Records from a collection of figures:
-- begin --

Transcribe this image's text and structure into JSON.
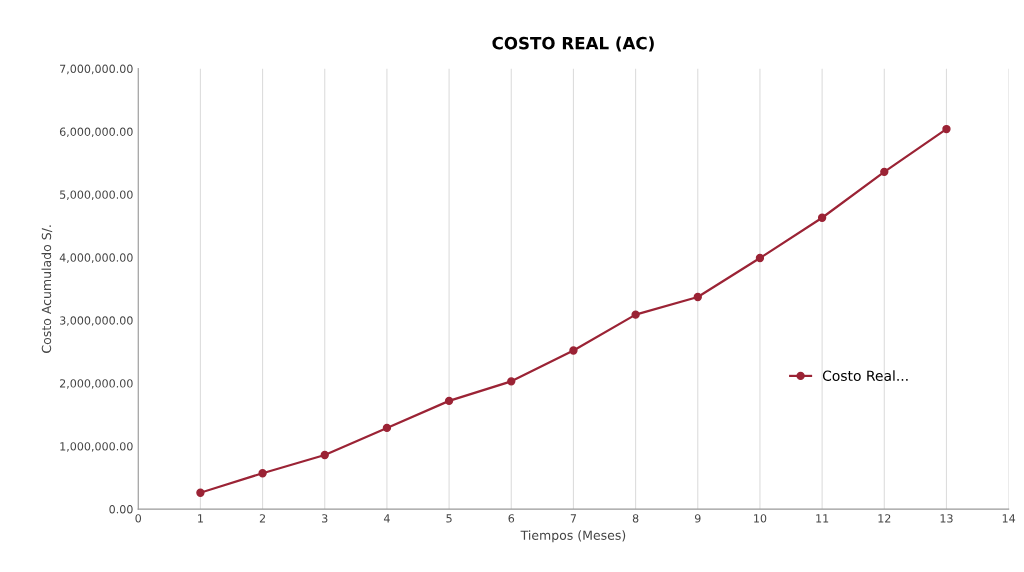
{
  "chart_data": {
    "type": "line",
    "title": "COSTO REAL (AC)",
    "xlabel": "Tiempos (Meses)",
    "ylabel": "Costo Acumulado S/.",
    "x": [
      1,
      2,
      3,
      4,
      5,
      6,
      7,
      8,
      9,
      10,
      11,
      12,
      13
    ],
    "series": [
      {
        "name": "Costo Real...",
        "color": "#9b2335",
        "values": [
          260000,
          570000,
          860000,
          1290000,
          1720000,
          2030000,
          2520000,
          3090000,
          3370000,
          3990000,
          4630000,
          5360000,
          6040000
        ]
      }
    ],
    "xlim": [
      0,
      14
    ],
    "xticks": [
      0,
      1,
      2,
      3,
      4,
      5,
      6,
      7,
      8,
      9,
      10,
      11,
      12,
      13,
      14
    ],
    "ylim": [
      0,
      7000000
    ],
    "yticks": [
      {
        "value": 0,
        "label": "0.00"
      },
      {
        "value": 1000000,
        "label": "1,000,000.00"
      },
      {
        "value": 2000000,
        "label": "2,000,000.00"
      },
      {
        "value": 3000000,
        "label": "3,000,000.00"
      },
      {
        "value": 4000000,
        "label": "4,000,000.00"
      },
      {
        "value": 5000000,
        "label": "5,000,000.00"
      },
      {
        "value": 6000000,
        "label": "6,000,000.00"
      },
      {
        "value": 7000000,
        "label": "7,000,000.00"
      }
    ],
    "grid": "x",
    "legend": "right",
    "marker": "circle",
    "line_style": "solid"
  }
}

-- end --

Your instructions. Except for the pictures, print the data above exactly.

Solution for this task.
Transcribe this image's text and structure into JSON.
{
  "chart_data": {
    "type": "line",
    "title": "COSTO REAL (AC)",
    "xlabel": "Tiempos (Meses)",
    "ylabel": "Costo Acumulado S/.",
    "x": [
      1,
      2,
      3,
      4,
      5,
      6,
      7,
      8,
      9,
      10,
      11,
      12,
      13
    ],
    "series": [
      {
        "name": "Costo Real...",
        "color": "#9b2335",
        "values": [
          260000,
          570000,
          860000,
          1290000,
          1720000,
          2030000,
          2520000,
          3090000,
          3370000,
          3990000,
          4630000,
          5360000,
          6040000
        ]
      }
    ],
    "xlim": [
      0,
      14
    ],
    "xticks": [
      0,
      1,
      2,
      3,
      4,
      5,
      6,
      7,
      8,
      9,
      10,
      11,
      12,
      13,
      14
    ],
    "ylim": [
      0,
      7000000
    ],
    "yticks": [
      {
        "value": 0,
        "label": "0.00"
      },
      {
        "value": 1000000,
        "label": "1,000,000.00"
      },
      {
        "value": 2000000,
        "label": "2,000,000.00"
      },
      {
        "value": 3000000,
        "label": "3,000,000.00"
      },
      {
        "value": 4000000,
        "label": "4,000,000.00"
      },
      {
        "value": 5000000,
        "label": "5,000,000.00"
      },
      {
        "value": 6000000,
        "label": "6,000,000.00"
      },
      {
        "value": 7000000,
        "label": "7,000,000.00"
      }
    ],
    "grid": "x",
    "legend": "right",
    "marker": "circle",
    "line_style": "solid"
  }
}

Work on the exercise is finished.